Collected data
# # #
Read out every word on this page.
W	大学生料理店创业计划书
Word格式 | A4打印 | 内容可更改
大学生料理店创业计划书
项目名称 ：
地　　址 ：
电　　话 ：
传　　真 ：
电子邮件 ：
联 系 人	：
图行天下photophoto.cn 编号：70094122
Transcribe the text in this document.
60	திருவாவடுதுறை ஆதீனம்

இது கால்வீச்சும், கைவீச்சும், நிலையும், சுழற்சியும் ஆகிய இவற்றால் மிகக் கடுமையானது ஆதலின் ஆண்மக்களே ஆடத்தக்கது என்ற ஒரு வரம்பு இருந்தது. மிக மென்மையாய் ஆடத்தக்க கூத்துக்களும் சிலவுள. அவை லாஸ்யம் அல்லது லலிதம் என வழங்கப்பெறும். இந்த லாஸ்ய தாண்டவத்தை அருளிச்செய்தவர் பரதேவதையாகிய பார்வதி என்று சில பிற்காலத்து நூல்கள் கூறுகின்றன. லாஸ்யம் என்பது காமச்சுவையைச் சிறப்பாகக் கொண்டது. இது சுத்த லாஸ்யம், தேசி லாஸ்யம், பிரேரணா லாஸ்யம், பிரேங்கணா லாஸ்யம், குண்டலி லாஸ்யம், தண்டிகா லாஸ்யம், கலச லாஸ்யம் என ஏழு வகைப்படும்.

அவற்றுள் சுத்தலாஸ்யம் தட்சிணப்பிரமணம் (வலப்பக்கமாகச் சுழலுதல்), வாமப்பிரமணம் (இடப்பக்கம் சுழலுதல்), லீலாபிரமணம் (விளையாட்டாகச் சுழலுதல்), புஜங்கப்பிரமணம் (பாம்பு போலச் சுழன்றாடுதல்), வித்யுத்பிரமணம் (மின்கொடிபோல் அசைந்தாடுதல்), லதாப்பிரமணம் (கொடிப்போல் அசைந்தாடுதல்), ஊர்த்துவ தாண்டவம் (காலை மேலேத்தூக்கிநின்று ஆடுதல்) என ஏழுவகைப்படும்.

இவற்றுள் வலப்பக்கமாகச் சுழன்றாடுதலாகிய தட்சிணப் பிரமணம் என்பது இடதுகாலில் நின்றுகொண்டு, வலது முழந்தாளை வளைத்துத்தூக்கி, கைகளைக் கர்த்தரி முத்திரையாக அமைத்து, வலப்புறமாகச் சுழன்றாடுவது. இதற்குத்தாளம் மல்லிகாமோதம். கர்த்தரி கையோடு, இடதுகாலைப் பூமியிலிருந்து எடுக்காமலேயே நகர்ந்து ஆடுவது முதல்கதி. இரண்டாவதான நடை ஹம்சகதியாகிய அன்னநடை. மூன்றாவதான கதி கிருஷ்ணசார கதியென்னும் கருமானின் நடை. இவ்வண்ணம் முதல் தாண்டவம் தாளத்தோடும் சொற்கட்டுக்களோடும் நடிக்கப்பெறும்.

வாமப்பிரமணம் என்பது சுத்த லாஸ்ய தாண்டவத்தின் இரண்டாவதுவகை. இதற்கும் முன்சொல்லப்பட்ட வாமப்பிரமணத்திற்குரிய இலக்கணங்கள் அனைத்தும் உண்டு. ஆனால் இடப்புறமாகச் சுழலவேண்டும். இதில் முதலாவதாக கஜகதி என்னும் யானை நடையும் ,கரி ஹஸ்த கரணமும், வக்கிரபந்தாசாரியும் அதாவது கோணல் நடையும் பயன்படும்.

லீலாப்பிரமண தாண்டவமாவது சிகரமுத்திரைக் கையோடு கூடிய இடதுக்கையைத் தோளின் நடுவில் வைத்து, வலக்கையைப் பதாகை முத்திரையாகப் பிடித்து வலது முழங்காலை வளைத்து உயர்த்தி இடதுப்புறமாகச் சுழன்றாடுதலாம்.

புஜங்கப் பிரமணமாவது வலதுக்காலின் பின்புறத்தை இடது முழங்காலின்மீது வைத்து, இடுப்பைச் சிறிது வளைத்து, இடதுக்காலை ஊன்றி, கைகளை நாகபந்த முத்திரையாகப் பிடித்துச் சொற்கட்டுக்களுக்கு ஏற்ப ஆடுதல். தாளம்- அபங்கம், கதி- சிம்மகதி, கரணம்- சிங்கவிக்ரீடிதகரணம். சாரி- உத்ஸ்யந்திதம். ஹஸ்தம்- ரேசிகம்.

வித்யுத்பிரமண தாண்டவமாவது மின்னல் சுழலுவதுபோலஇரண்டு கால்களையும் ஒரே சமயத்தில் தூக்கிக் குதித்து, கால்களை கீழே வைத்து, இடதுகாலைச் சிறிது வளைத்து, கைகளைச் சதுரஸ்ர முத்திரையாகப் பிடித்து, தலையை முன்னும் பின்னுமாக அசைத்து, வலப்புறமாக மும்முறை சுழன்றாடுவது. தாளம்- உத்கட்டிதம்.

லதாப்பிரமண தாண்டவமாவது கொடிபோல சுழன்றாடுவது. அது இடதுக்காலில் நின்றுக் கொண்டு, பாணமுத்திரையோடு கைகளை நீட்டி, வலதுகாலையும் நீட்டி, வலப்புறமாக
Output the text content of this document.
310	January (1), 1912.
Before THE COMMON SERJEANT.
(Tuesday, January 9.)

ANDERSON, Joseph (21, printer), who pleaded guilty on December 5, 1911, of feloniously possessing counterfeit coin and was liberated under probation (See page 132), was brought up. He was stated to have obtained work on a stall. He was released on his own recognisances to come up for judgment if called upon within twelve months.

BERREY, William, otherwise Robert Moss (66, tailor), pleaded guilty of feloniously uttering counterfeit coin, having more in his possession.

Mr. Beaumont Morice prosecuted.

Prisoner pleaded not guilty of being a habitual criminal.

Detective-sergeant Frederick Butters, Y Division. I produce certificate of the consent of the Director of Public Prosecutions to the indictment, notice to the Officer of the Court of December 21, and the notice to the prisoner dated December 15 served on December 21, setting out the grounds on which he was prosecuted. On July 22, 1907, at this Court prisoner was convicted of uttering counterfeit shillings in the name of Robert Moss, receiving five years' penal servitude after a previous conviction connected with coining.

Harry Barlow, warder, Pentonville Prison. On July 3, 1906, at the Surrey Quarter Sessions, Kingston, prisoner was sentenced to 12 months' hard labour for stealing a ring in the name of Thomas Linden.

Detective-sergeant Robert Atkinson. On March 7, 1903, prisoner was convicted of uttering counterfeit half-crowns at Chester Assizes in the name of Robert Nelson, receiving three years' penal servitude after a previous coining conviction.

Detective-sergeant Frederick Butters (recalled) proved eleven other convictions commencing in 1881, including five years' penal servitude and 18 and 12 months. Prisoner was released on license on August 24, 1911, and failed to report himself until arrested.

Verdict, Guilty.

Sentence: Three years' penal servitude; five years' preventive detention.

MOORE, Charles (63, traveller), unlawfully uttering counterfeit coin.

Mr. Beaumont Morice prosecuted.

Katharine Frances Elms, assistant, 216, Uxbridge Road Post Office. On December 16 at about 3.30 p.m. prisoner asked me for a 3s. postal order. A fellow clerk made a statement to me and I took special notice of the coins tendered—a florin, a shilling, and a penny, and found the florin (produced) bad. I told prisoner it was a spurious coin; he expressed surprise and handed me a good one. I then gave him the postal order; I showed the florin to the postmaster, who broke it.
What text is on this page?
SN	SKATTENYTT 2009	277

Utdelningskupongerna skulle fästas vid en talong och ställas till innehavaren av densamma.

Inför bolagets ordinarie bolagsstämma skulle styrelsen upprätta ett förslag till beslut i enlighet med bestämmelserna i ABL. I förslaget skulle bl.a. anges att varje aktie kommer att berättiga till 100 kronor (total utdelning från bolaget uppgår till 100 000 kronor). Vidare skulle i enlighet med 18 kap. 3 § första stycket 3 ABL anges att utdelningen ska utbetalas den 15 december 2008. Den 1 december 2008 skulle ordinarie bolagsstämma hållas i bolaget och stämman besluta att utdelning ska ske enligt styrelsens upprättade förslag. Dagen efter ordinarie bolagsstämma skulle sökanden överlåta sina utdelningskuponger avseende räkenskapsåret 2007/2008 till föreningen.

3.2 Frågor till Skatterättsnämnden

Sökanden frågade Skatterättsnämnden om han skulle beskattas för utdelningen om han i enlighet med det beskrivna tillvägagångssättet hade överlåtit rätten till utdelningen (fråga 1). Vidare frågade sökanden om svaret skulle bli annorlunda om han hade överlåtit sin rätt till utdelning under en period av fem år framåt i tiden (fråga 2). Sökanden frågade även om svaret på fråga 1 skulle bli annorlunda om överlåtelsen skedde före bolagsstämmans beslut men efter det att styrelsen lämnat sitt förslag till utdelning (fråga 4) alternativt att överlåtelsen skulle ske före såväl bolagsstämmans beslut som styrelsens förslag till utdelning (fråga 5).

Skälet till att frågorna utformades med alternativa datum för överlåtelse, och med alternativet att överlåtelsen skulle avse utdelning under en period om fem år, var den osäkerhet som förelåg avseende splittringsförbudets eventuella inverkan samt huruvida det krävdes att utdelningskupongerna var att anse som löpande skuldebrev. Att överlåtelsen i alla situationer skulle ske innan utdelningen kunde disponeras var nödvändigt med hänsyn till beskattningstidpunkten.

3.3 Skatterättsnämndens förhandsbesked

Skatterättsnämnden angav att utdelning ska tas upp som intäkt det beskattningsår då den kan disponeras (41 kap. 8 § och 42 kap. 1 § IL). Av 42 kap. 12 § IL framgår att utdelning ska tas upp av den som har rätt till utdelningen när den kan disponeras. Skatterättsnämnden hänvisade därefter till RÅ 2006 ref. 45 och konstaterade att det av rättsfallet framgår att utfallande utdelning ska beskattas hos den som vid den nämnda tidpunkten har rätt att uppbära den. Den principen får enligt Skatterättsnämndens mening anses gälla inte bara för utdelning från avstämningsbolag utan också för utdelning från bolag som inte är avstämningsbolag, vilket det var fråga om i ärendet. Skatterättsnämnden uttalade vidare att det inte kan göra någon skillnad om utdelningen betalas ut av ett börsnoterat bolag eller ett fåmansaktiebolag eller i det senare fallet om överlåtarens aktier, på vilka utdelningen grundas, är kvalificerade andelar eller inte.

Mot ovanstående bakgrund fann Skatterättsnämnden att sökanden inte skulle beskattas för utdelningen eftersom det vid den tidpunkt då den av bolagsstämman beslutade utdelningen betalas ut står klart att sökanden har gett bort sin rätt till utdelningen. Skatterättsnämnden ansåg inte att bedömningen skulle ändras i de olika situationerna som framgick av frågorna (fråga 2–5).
# # #
CHALLENGE: Read the data above and pull out each line that holds the string "January".

RESULT OF THIS EXERCISE:
310	January (1), 1912.
(Tuesday, January 9.)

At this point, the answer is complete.